Figure collection entries
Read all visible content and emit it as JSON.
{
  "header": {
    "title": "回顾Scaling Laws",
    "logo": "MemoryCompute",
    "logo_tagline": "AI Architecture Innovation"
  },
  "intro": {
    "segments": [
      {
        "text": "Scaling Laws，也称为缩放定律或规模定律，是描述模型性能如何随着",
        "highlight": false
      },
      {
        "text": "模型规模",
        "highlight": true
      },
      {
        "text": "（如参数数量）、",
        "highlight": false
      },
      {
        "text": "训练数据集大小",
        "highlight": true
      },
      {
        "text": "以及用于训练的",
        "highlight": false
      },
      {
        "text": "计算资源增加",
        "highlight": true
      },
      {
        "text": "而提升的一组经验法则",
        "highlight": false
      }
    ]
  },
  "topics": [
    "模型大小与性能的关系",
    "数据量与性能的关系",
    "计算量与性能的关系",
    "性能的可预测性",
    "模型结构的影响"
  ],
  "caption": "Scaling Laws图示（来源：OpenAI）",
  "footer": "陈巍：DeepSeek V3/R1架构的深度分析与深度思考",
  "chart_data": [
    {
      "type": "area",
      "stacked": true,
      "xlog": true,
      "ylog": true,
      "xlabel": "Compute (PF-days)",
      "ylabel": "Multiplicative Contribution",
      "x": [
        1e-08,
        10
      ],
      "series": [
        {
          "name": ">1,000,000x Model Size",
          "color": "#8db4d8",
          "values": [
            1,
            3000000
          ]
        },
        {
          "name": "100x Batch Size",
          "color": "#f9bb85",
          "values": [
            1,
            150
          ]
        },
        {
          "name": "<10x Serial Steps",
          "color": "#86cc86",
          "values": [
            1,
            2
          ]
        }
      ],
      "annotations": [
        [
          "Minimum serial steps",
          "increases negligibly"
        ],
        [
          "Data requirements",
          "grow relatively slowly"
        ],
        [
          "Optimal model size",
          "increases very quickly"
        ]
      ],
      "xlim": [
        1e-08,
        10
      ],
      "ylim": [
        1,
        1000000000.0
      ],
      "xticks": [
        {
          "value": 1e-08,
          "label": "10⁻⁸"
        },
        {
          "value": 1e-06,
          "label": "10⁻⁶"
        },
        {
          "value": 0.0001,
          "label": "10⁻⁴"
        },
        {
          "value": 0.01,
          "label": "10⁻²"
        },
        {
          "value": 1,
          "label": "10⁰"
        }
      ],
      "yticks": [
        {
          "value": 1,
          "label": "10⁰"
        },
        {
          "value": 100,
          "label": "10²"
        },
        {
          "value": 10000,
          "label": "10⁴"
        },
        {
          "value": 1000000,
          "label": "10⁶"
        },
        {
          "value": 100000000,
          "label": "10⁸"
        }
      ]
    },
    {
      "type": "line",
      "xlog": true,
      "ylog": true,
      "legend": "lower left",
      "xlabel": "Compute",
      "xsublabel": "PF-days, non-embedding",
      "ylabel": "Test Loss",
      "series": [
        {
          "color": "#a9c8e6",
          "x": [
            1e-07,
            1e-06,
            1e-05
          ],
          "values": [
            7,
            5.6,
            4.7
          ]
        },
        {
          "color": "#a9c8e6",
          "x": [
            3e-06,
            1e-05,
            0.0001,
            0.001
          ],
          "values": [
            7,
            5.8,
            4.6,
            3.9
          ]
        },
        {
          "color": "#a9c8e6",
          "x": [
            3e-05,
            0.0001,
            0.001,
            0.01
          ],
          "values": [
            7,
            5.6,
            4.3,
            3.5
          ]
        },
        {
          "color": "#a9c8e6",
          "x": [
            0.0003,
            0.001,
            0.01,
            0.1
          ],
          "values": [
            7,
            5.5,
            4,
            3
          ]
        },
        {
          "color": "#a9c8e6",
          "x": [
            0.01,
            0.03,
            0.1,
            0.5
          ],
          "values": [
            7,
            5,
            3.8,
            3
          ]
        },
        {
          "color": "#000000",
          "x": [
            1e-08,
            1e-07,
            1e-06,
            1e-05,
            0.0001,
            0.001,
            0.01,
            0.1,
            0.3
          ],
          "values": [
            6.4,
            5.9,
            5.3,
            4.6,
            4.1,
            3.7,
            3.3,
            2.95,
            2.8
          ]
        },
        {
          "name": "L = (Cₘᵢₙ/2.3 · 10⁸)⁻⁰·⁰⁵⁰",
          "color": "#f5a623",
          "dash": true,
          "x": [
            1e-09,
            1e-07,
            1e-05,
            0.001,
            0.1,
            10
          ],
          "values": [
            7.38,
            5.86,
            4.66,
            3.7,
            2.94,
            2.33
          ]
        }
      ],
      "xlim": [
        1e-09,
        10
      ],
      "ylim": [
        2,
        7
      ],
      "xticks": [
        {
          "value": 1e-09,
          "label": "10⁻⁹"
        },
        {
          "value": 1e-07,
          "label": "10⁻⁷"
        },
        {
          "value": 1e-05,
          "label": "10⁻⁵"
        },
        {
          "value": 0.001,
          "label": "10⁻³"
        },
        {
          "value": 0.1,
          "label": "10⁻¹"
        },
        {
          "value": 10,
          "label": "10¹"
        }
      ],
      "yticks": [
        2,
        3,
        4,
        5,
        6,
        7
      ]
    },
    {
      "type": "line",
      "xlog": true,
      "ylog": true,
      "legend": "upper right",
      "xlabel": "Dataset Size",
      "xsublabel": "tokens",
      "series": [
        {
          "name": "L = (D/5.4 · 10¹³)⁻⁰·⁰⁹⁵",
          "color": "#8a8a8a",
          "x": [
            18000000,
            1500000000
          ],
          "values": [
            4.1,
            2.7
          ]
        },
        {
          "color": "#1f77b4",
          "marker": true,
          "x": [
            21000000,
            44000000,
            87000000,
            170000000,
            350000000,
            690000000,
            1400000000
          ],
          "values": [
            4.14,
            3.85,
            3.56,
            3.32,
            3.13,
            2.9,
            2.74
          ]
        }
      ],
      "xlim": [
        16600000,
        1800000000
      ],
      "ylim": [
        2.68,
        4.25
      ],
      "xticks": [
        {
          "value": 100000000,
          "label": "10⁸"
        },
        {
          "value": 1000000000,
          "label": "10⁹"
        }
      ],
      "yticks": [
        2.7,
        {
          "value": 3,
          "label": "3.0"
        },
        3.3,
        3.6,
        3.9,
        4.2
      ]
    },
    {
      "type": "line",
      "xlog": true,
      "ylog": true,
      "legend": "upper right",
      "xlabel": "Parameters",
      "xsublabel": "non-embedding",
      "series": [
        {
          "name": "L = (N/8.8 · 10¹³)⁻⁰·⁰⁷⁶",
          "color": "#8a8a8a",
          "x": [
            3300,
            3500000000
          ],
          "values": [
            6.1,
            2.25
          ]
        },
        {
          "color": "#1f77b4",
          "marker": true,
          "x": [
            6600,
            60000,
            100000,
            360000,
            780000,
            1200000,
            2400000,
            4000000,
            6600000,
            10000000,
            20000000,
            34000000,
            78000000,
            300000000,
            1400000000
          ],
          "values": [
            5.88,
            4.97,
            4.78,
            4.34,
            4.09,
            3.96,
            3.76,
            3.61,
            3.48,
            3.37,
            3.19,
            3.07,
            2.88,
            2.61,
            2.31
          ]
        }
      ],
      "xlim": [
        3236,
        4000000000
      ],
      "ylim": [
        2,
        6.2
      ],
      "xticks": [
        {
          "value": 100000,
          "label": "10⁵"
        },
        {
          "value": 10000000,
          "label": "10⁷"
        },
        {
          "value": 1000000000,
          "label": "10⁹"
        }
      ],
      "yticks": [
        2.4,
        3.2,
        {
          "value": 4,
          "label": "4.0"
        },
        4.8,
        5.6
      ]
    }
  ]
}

__What this task involves__: All of the records must be repeated exactly.

__Response to the task__:
Read all visible content and emit it as JSON.
{
  "header": {
    "title": "回顾Scaling Laws",
    "logo": "MemoryCompute",
    "logo_tagline": "AI Architecture Innovation"
  },
  "intro": {
    "segments": [
      {
        "text": "Scaling Laws，也称为缩放定律或规模定律，是描述模型性能如何随着",
        "highlight": false
      },
      {
        "text": "模型规模",
        "highlight": true
      },
      {
        "text": "（如参数数量）、",
        "highlight": false
      },
      {
        "text": "训练数据集大小",
        "highlight": true
      },
      {
        "text": "以及用于训练的",
        "highlight": false
      },
      {
        "text": "计算资源增加",
        "highlight": true
      },
      {
        "text": "而提升的一组经验法则",
        "highlight": false
      }
    ]
  },
  "topics": [
    "模型大小与性能的关系",
    "数据量与性能的关系",
    "计算量与性能的关系",
    "性能的可预测性",
    "模型结构的影响"
  ],
  "caption": "Scaling Laws图示（来源：OpenAI）",
  "footer": "陈巍：DeepSeek V3/R1架构的深度分析与深度思考",
  "chart_data": [
    {
      "type": "area",
      "stacked": true,
      "xlog": true,
      "ylog": true,
      "xlabel": "Compute (PF-days)",
      "ylabel": "Multiplicative Contribution",
      "x": [
        1e-08,
        10
      ],
      "series": [
        {
          "name": ">1,000,000x Model Size",
          "color": "#8db4d8",
          "values": [
            1,
            3000000
          ]
        },
        {
          "name": "100x Batch Size",
          "color": "#f9bb85",
          "values": [
            1,
            150
          ]
        },
        {
          "name": "<10x Serial Steps",
          "color": "#86cc86",
          "values": [
            1,
            2
          ]
        }
      ],
      "annotations": [
        [
          "Minimum serial steps",
          "increases negligibly"
        ],
        [
          "Data requirements",
          "grow relatively slowly"
        ],
        [
          "Optimal model size",
          "increases very quickly"
        ]
      ],
      "xlim": [
        1e-08,
        10
      ],
      "ylim": [
        1,
        1000000000.0
      ],
      "xticks": [
        {
          "value": 1e-08,
          "label": "10⁻⁸"
        },
        {
          "value": 1e-06,
          "label": "10⁻⁶"
        },
        {
          "value": 0.0001,
          "label": "10⁻⁴"
        },
        {
          "value": 0.01,
          "label": "10⁻²"
        },
        {
          "value": 1,
          "label": "10⁰"
        }
      ],
      "yticks": [
        {
          "value": 1,
          "label": "10⁰"
        },
        {
          "value": 100,
          "label": "10²"
        },
        {
          "value": 10000,
          "label": "10⁴"
        },
        {
          "value": 1000000,
          "label": "10⁶"
        },
        {
          "value": 100000000,
          "label": "10⁸"
        }
      ]
    },
    {
      "type": "line",
      "xlog": true,
      "ylog": true,
      "legend": "lower left",
      "xlabel": "Compute",
      "xsublabel": "PF-days, non-embedding",
      "ylabel": "Test Loss",
      "series": [
        {
          "color": "#a9c8e6",
          "x": [
            1e-07,
            1e-06,
            1e-05
          ],
          "values": [
            7,
            5.6,
            4.7
          ]
        },
        {
          "color": "#a9c8e6",
          "x": [
            3e-06,
            1e-05,
            0.0001,
            0.001
          ],
          "values": [
            7,
            5.8,
            4.6,
            3.9
          ]
        },
        {
          "color": "#a9c8e6",
          "x": [
            3e-05,
            0.0001,
            0.001,
            0.01
          ],
          "values": [
            7,
            5.6,
            4.3,
            3.5
          ]
        },
        {
          "color": "#a9c8e6",
          "x": [
            0.0003,
            0.001,
            0.01,
            0.1
          ],
          "values": [
            7,
            5.5,
            4,
            3
          ]
        },
        {
          "color": "#a9c8e6",
          "x": [
            0.01,
            0.03,
            0.1,
            0.5
          ],
          "values": [
            7,
            5,
            3.8,
            3
          ]
        },
        {
          "color": "#000000",
          "x": [
            1e-08,
            1e-07,
            1e-06,
            1e-05,
            0.0001,
            0.001,
            0.01,
            0.1,
            0.3
          ],
          "values": [
            6.4,
            5.9,
            5.3,
            4.6,
            4.1,
            3.7,
            3.3,
            2.95,
            2.8
          ]
        },
        {
          "name": "L = (Cₘᵢₙ/2.3 · 10⁸)⁻⁰·⁰⁵⁰",
          "color": "#f5a623",
          "dash": true,
          "x": [
            1e-09,
            1e-07,
            1e-05,
            0.001,
            0.1,
            10
          ],
          "values": [
            7.38,
            5.86,
            4.66,
            3.7,
            2.94,
            2.33
          ]
        }
      ],
      "xlim": [
        1e-09,
        10
      ],
      "ylim": [
        2,
        7
      ],
      "xticks": [
        {
          "value": 1e-09,
          "label": "10⁻⁹"
        },
        {
          "value": 1e-07,
          "label": "10⁻⁷"
        },
        {
          "value": 1e-05,
          "label": "10⁻⁵"
        },
        {
          "value": 0.001,
          "label": "10⁻³"
        },
        {
          "value": 0.1,
          "label": "10⁻¹"
        },
        {
          "value": 10,
          "label": "10¹"
        }
      ],
      "yticks": [
        2,
        3,
        4,
        5,
        6,
        7
      ]
    },
    {
      "type": "line",
      "xlog": true,
      "ylog": true,
      "legend": "upper right",
      "xlabel": "Dataset Size",
      "xsublabel": "tokens",
      "series": [
        {
          "name": "L = (D/5.4 · 10¹³)⁻⁰·⁰⁹⁵",
          "color": "#8a8a8a",
          "x": [
            18000000,
            1500000000
          ],
          "values": [
            4.1,
            2.7
          ]
        },
        {
          "color": "#1f77b4",
          "marker": true,
          "x": [
            21000000,
            44000000,
            87000000,
            170000000,
            350000000,
            690000000,
            1400000000
          ],
          "values": [
            4.14,
            3.85,
            3.56,
            3.32,
            3.13,
            2.9,
            2.74
          ]
        }
      ],
      "xlim": [
        16600000,
        1800000000
      ],
      "ylim": [
        2.68,
        4.25
      ],
      "xticks": [
        {
          "value": 100000000,
          "label": "10⁸"
        },
        {
          "value": 1000000000,
          "label": "10⁹"
        }
      ],
      "yticks": [
        2.7,
        {
          "value": 3,
          "label": "3.0"
        },
        3.3,
        3.6,
        3.9,
        4.2
      ]
    },
    {
      "type": "line",
      "xlog": true,
      "ylog": true,
      "legend": "upper right",
      "xlabel": "Parameters",
      "xsublabel": "non-embedding",
      "series": [
        {
          "name": "L = (N/8.8 · 10¹³)⁻⁰·⁰⁷⁶",
          "color": "#8a8a8a",
          "x": [
            3300,
            3500000000
          ],
          "values": [
            6.1,
            2.25
          ]
        },
        {
          "color": "#1f77b4",
          "marker": true,
          "x": [
            6600,
            60000,
            100000,
            360000,
            780000,
            1200000,
            2400000,
            4000000,
            6600000,
            10000000,
            20000000,
            34000000,
            78000000,
            300000000,
            1400000000
          ],
          "values": [
            5.88,
            4.97,
            4.78,
            4.34,
            4.09,
            3.96,
            3.76,
            3.61,
            3.48,
            3.37,
            3.19,
            3.07,
            2.88,
            2.61,
            2.31
          ]
        }
      ],
      "xlim": [
        3236,
        4000000000
      ],
      "ylim": [
        2,
        6.2
      ],
      "xticks": [
        {
          "value": 100000,
          "label": "10⁵"
        },
        {
          "value": 10000000,
          "label": "10⁷"
        },
        {
          "value": 1000000000,
          "label": "10⁹"
        }
      ],
      "yticks": [
        2.4,
        3.2,
        {
          "value": 4,
          "label": "4.0"
        },
        4.8,
        5.6
      ]
    }
  ]
}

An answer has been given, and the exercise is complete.